Where a line contains the string "page", copy that line.

++++ EXCERPTED DATA

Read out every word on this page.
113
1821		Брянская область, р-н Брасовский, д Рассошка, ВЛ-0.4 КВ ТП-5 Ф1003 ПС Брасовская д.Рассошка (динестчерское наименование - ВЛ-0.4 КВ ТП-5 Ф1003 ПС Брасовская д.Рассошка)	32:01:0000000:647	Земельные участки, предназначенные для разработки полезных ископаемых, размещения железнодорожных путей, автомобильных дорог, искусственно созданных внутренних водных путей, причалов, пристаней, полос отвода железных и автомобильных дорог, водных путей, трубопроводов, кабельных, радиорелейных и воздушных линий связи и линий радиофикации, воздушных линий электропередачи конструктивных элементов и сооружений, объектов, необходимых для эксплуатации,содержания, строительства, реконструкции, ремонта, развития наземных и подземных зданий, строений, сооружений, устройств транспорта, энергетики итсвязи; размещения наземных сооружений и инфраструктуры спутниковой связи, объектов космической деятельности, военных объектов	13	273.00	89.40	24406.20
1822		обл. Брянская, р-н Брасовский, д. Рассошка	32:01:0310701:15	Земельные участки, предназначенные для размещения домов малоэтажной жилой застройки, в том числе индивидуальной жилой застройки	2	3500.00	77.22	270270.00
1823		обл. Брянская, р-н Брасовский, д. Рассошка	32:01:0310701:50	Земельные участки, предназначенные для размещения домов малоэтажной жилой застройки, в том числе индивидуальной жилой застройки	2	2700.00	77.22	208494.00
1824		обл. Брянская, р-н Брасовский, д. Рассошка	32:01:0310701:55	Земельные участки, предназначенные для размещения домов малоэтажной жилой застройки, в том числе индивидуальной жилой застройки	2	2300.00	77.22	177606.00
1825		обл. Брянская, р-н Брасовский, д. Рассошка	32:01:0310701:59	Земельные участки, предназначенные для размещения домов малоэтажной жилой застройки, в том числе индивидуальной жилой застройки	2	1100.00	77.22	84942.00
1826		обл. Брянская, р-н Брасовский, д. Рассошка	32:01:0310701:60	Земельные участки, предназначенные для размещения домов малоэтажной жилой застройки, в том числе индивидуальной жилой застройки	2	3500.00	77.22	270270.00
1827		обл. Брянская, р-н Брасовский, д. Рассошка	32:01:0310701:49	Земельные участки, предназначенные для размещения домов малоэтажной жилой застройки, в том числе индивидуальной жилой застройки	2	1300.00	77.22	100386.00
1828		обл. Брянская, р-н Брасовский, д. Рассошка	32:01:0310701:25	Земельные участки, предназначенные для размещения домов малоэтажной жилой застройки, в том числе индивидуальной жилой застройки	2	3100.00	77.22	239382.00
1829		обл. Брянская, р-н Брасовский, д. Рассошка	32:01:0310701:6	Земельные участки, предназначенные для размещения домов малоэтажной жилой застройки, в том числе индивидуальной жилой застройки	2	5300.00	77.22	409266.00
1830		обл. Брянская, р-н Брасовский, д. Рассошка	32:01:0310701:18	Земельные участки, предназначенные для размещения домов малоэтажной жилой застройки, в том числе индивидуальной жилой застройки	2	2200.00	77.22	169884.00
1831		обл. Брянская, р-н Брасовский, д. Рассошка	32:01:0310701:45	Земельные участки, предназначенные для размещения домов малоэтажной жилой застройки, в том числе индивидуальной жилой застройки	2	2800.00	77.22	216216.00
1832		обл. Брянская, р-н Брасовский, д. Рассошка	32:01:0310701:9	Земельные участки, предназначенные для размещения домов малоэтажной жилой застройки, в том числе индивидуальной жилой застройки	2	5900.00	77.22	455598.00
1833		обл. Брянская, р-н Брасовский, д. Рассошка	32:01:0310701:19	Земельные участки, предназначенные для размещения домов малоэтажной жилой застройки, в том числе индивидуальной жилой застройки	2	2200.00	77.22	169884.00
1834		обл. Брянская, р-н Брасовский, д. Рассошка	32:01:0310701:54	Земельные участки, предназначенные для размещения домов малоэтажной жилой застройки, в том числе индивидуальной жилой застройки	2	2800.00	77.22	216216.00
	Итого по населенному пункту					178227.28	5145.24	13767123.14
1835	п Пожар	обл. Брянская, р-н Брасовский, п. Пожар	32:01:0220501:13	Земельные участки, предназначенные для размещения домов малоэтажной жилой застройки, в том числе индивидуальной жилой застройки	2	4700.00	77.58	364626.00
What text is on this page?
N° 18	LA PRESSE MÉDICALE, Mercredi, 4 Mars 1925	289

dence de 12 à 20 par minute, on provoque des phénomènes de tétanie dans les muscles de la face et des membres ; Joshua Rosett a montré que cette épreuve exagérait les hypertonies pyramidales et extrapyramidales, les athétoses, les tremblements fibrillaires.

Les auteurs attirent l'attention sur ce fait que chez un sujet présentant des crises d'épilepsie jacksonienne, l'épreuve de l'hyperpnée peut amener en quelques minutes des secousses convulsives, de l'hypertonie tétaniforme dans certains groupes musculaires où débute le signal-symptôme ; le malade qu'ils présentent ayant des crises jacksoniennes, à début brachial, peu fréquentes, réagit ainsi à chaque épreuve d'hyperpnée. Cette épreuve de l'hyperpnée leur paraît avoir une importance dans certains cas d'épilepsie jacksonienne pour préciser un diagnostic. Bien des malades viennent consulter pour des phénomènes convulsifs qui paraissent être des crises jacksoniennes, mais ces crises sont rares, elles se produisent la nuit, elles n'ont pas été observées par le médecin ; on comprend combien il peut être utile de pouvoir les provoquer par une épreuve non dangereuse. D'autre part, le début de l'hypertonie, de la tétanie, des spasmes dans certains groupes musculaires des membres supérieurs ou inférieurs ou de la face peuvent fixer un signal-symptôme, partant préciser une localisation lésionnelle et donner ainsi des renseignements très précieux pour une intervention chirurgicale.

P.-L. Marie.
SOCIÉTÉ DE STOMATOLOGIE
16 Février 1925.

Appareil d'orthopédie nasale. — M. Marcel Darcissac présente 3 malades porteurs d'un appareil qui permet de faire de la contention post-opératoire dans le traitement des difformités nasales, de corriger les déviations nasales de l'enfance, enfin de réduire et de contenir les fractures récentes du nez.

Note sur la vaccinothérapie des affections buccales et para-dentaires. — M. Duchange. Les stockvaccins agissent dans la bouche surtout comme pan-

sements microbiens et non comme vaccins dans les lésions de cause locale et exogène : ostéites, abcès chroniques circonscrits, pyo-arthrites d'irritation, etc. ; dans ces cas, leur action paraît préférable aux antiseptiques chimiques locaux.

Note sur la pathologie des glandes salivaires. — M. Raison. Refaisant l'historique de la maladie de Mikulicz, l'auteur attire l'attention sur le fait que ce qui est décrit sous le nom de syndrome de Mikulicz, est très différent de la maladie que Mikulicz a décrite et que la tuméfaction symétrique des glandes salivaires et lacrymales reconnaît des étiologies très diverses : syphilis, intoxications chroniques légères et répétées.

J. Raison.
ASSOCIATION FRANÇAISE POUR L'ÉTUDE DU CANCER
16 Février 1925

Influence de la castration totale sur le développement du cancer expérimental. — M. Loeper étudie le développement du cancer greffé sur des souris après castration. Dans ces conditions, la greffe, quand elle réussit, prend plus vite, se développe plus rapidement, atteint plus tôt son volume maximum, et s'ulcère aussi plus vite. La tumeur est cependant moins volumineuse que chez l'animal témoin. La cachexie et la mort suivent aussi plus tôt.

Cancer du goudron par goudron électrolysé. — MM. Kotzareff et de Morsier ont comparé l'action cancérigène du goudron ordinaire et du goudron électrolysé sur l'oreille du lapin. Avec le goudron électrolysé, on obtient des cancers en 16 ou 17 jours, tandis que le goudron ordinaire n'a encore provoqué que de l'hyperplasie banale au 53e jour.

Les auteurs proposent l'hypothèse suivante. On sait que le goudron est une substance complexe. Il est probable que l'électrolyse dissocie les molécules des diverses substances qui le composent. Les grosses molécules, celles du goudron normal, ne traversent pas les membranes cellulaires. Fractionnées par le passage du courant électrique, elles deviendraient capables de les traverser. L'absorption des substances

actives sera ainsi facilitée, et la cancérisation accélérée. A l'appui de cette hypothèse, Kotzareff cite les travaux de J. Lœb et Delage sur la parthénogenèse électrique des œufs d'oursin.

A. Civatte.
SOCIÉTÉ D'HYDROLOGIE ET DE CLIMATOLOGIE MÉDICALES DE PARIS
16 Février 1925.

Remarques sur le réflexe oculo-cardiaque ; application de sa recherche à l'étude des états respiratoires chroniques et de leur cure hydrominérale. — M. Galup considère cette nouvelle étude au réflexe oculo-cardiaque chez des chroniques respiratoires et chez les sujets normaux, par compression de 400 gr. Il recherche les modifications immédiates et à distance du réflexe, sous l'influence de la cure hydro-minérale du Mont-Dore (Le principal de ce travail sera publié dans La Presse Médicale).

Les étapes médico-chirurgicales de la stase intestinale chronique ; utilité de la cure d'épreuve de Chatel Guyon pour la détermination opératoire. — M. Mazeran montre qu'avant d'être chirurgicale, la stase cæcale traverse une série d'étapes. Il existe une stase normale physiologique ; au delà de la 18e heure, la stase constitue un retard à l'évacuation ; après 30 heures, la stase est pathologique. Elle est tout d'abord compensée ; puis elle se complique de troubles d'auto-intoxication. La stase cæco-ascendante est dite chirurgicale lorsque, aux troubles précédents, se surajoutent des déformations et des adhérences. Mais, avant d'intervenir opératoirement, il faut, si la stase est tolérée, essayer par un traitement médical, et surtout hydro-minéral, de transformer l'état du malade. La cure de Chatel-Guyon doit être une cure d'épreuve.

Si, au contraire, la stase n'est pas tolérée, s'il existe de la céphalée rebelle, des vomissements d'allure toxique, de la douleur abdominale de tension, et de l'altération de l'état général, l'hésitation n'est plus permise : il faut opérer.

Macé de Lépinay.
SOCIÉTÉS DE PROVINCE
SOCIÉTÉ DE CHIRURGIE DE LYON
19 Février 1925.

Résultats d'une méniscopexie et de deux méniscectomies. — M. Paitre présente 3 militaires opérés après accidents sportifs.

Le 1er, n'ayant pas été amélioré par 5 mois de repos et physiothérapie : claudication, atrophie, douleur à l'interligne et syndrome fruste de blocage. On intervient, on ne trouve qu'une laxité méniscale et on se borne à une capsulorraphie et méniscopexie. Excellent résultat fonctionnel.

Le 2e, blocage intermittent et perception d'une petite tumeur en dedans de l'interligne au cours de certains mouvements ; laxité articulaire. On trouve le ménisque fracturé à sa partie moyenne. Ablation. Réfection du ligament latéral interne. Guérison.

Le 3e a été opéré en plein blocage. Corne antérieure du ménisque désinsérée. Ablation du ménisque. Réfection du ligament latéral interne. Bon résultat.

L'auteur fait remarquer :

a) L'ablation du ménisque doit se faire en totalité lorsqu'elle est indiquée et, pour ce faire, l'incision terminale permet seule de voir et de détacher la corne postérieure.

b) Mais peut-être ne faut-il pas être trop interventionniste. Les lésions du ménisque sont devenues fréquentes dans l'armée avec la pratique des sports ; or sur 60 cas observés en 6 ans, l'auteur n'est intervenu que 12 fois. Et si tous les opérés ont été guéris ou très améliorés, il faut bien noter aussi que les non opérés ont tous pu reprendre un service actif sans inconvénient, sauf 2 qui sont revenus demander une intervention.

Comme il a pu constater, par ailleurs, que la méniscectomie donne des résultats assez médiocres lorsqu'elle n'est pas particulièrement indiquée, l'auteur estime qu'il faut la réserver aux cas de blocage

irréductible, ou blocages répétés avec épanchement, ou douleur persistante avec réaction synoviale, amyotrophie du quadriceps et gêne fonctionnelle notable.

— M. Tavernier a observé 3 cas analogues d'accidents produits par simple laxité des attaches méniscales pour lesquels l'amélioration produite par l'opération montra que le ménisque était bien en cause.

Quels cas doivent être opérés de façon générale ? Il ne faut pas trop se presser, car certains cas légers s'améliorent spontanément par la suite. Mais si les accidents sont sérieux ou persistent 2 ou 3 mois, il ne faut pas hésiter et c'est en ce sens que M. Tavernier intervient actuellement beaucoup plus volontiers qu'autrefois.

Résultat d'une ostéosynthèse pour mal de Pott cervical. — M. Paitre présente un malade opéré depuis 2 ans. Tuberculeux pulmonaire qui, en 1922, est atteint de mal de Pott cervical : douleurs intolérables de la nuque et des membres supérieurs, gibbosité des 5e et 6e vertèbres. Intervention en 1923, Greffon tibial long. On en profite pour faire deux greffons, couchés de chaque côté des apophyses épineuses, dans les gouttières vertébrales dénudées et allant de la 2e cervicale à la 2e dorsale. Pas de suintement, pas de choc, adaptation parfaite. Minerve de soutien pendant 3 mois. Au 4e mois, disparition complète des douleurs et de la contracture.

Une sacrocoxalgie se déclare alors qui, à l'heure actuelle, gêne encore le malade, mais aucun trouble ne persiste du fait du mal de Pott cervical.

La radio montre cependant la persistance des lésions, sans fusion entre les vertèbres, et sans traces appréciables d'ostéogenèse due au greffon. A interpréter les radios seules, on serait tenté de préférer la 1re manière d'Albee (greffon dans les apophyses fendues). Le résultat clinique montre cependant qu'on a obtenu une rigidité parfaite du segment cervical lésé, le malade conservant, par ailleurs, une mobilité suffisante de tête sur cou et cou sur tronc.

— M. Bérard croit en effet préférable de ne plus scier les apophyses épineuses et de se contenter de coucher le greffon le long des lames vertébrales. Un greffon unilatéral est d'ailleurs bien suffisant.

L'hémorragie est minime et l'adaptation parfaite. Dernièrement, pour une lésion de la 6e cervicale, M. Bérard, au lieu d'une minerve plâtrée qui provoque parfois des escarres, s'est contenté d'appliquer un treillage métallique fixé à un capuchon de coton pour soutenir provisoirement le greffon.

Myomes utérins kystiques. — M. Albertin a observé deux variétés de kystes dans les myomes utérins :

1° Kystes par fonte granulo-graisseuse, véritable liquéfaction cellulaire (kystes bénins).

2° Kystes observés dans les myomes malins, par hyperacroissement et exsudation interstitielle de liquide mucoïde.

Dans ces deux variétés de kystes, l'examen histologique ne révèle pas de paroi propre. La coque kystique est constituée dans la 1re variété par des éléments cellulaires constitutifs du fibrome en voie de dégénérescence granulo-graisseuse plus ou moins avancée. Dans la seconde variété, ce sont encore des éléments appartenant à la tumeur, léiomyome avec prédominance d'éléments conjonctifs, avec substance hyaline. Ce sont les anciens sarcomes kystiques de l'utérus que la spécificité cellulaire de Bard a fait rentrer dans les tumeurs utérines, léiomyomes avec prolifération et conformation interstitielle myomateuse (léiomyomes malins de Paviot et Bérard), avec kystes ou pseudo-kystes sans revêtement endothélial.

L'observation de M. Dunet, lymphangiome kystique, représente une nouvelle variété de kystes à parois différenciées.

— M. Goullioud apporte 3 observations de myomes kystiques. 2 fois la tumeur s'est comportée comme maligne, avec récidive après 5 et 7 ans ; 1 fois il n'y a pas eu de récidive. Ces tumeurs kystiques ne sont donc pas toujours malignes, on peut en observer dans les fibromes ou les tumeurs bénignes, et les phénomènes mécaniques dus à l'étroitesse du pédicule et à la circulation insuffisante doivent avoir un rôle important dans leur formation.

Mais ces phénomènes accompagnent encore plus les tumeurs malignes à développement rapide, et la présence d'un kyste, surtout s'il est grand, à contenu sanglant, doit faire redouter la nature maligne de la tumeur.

++++++++

*RESULT OF THIS TASK*:
Read out every word on this page.
What text is on this page?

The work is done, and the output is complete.